### Your instructions
An exact reproduction of the records is required, with all images left out.

Start of Records to process

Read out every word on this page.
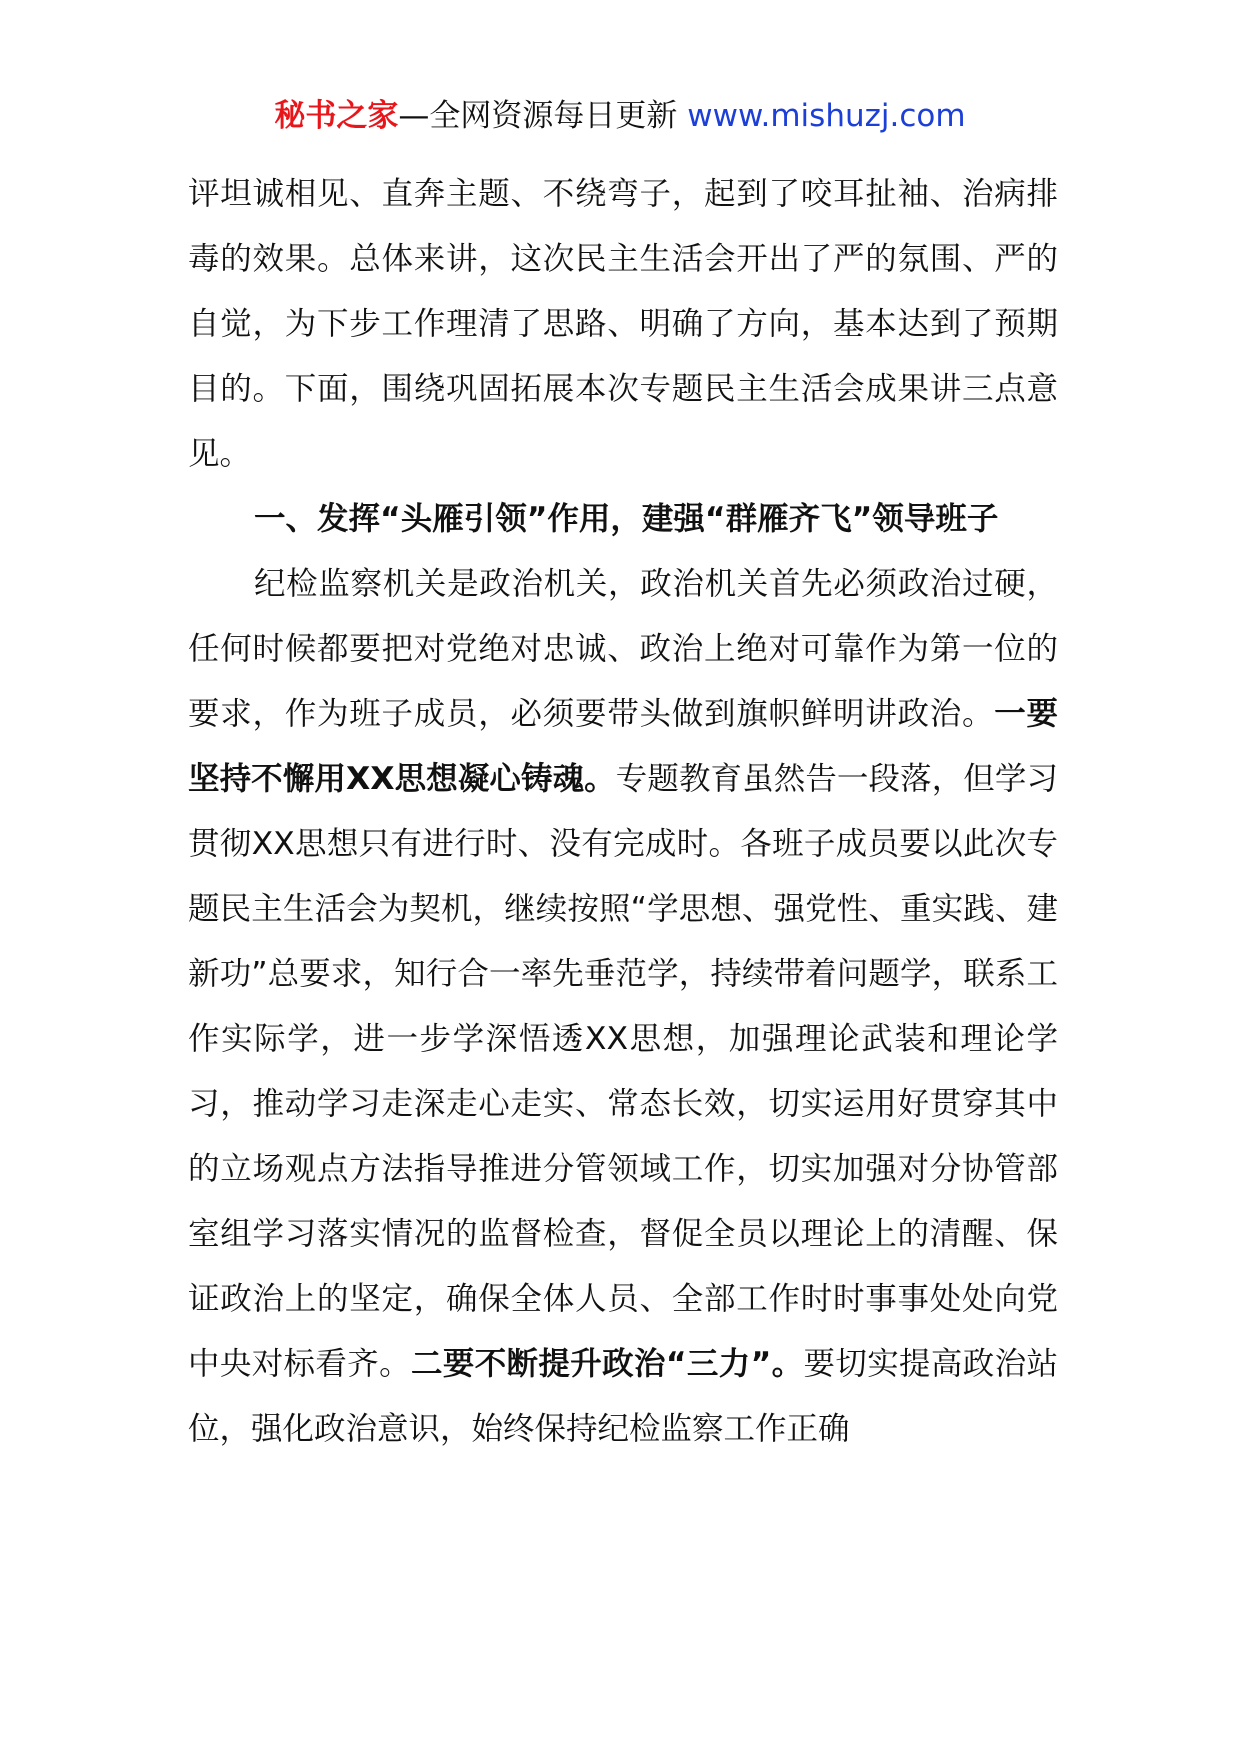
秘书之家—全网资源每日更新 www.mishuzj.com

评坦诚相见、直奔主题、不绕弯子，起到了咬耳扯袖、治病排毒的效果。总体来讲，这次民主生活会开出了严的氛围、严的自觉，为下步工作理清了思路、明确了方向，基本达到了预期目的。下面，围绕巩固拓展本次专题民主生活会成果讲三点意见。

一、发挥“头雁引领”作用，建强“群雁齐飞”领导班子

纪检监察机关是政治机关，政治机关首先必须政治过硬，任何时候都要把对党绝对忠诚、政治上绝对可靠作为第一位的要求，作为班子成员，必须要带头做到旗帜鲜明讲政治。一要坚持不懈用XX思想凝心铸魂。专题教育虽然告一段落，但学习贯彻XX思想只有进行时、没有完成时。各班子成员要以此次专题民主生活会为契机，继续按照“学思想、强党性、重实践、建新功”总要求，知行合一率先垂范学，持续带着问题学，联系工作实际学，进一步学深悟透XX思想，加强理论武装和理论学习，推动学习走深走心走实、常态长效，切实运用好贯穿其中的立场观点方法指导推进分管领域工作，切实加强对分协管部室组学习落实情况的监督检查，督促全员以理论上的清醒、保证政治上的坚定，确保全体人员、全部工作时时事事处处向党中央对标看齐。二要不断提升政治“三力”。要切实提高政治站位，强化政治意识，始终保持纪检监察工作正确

End of Records to process

### Correct result
Read out every word on this page.
秘书之家—全网资源每日更新 www.mishuzj.com

评坦诚相见、直奔主题、不绕弯子，起到了咬耳扯袖、治病排毒的效果。总体来讲，这次民主生活会开出了严的氛围、严的自觉，为下步工作理清了思路、明确了方向，基本达到了预期目的。下面，围绕巩固拓展本次专题民主生活会成果讲三点意见。

一、发挥“头雁引领”作用，建强“群雁齐飞”领导班子

纪检监察机关是政治机关，政治机关首先必须政治过硬，任何时候都要把对党绝对忠诚、政治上绝对可靠作为第一位的要求，作为班子成员，必须要带头做到旗帜鲜明讲政治。一要坚持不懈用XX思想凝心铸魂。专题教育虽然告一段落，但学习贯彻XX思想只有进行时、没有完成时。各班子成员要以此次专题民主生活会为契机，继续按照“学思想、强党性、重实践、建新功”总要求，知行合一率先垂范学，持续带着问题学，联系工作实际学，进一步学深悟透XX思想，加强理论武装和理论学习，推动学习走深走心走实、常态长效，切实运用好贯穿其中的立场观点方法指导推进分管领域工作，切实加强对分协管部室组学习落实情况的监督检查，督促全员以理论上的清醒、保证政治上的坚定，确保全体人员、全部工作时时事事处处向党中央对标看齐。二要不断提升政治“三力”。要切实提高政治站位，强化政治意识，始终保持纪检监察工作正确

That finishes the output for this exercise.